### Set exercise:
Take every line that has the string "JSON" and copy it out.

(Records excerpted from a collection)
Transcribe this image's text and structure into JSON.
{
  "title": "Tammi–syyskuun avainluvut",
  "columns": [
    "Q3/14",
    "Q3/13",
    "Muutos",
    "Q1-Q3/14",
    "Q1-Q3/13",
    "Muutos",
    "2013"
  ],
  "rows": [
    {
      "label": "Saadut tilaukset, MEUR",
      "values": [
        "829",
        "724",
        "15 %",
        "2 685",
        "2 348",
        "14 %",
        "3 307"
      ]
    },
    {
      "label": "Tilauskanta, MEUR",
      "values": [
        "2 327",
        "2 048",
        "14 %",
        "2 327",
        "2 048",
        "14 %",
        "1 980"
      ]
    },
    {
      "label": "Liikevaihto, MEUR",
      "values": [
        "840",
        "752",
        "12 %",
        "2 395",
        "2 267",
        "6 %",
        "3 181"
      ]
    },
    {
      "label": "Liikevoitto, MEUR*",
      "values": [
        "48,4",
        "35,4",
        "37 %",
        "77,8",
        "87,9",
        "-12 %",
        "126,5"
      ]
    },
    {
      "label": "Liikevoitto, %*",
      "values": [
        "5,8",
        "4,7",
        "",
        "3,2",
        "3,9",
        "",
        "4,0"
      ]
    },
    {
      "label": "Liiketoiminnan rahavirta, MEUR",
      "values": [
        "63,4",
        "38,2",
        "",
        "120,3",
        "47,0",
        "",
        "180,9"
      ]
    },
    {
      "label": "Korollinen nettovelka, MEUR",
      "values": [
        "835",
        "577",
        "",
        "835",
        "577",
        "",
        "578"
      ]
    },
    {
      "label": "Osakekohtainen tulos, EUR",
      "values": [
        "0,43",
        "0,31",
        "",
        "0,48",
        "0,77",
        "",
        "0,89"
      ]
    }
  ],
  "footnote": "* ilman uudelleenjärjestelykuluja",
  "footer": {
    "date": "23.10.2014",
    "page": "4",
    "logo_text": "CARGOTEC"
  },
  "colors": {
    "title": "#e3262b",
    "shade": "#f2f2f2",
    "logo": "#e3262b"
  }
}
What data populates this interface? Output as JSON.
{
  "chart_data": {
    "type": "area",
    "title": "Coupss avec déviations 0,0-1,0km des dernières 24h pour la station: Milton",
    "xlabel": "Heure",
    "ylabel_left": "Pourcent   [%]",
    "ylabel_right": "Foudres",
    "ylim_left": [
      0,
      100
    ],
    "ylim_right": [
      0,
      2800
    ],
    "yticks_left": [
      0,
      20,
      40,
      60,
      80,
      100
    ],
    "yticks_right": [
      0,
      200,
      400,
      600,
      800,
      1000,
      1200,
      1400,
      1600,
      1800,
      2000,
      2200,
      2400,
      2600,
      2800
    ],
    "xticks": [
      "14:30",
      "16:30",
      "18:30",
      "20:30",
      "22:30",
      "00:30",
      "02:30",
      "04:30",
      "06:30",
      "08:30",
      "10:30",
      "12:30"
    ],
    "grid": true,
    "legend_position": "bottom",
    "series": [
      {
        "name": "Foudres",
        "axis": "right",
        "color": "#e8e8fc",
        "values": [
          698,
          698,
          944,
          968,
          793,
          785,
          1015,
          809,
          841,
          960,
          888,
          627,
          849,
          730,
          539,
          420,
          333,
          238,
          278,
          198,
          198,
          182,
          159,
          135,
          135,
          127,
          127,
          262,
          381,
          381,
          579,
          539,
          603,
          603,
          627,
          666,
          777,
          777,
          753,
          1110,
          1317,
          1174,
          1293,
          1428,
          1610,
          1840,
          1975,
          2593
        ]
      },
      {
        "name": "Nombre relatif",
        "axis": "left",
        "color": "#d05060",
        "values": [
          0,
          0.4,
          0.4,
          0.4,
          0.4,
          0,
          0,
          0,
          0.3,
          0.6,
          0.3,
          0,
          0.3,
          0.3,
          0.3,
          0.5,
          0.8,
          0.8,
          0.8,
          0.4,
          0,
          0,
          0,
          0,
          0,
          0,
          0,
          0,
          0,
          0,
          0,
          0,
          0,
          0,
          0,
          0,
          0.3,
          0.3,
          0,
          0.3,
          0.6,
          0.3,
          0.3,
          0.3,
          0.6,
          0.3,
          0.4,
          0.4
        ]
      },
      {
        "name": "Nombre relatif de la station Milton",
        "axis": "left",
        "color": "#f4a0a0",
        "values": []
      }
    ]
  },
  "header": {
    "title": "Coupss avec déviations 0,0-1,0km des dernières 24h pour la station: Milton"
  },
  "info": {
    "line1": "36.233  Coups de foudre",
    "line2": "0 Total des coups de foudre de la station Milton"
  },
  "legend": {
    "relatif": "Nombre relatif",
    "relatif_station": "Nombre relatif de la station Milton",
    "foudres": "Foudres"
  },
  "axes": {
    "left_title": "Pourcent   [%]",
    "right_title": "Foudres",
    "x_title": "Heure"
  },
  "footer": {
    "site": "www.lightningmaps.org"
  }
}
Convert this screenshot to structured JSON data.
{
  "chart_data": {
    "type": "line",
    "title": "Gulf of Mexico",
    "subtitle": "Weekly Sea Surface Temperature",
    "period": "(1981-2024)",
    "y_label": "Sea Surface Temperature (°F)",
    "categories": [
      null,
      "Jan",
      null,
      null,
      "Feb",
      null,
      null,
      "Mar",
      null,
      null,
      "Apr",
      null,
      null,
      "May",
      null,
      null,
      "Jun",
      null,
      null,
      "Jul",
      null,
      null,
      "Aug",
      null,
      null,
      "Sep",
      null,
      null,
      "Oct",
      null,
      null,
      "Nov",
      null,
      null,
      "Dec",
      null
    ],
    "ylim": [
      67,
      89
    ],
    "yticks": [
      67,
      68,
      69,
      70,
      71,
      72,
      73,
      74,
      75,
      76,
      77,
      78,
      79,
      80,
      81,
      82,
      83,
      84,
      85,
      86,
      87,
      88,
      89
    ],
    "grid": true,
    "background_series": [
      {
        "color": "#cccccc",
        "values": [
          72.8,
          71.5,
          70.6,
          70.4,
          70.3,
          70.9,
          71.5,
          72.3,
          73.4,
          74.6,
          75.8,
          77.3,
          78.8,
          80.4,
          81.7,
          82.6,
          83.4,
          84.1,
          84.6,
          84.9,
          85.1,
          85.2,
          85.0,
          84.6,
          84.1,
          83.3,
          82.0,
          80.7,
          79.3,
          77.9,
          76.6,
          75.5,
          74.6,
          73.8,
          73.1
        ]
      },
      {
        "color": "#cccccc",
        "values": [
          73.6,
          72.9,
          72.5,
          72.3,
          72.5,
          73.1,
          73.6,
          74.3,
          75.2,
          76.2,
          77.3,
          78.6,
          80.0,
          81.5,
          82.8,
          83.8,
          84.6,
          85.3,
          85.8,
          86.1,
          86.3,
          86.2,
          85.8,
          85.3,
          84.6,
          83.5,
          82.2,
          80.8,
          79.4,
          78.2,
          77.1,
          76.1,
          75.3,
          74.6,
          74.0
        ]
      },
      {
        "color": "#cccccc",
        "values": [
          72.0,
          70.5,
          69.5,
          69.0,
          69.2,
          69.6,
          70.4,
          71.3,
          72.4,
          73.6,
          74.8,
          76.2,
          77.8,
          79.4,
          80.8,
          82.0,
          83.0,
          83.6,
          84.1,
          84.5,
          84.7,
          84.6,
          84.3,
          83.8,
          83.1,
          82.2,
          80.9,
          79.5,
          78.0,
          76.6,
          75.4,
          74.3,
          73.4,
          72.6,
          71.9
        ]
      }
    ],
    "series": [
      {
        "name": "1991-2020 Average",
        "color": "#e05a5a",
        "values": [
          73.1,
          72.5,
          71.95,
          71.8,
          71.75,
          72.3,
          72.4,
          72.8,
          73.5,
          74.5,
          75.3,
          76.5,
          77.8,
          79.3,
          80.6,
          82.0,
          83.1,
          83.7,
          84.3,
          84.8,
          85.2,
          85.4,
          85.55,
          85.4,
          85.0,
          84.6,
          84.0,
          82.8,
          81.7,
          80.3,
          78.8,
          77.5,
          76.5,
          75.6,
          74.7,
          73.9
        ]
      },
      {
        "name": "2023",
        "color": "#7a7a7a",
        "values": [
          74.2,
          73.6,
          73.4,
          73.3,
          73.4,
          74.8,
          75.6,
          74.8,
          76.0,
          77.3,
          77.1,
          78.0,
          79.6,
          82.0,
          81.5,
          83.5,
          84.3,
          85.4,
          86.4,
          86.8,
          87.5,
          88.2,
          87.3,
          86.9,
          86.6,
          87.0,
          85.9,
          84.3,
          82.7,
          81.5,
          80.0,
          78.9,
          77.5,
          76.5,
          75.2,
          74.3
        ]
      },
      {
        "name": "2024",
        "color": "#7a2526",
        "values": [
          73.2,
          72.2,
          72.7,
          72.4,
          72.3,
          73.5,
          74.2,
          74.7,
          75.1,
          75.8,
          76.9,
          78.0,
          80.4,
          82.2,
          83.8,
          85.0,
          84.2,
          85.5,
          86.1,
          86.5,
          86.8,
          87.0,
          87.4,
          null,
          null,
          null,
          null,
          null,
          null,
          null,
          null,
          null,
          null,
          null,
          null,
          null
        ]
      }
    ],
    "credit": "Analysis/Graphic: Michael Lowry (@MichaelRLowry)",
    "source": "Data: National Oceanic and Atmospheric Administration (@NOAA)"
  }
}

### Result for this exercise:
Transcribe this image's text and structure into JSON.
What data populates this interface? Output as JSON.
Convert this screenshot to structured JSON data.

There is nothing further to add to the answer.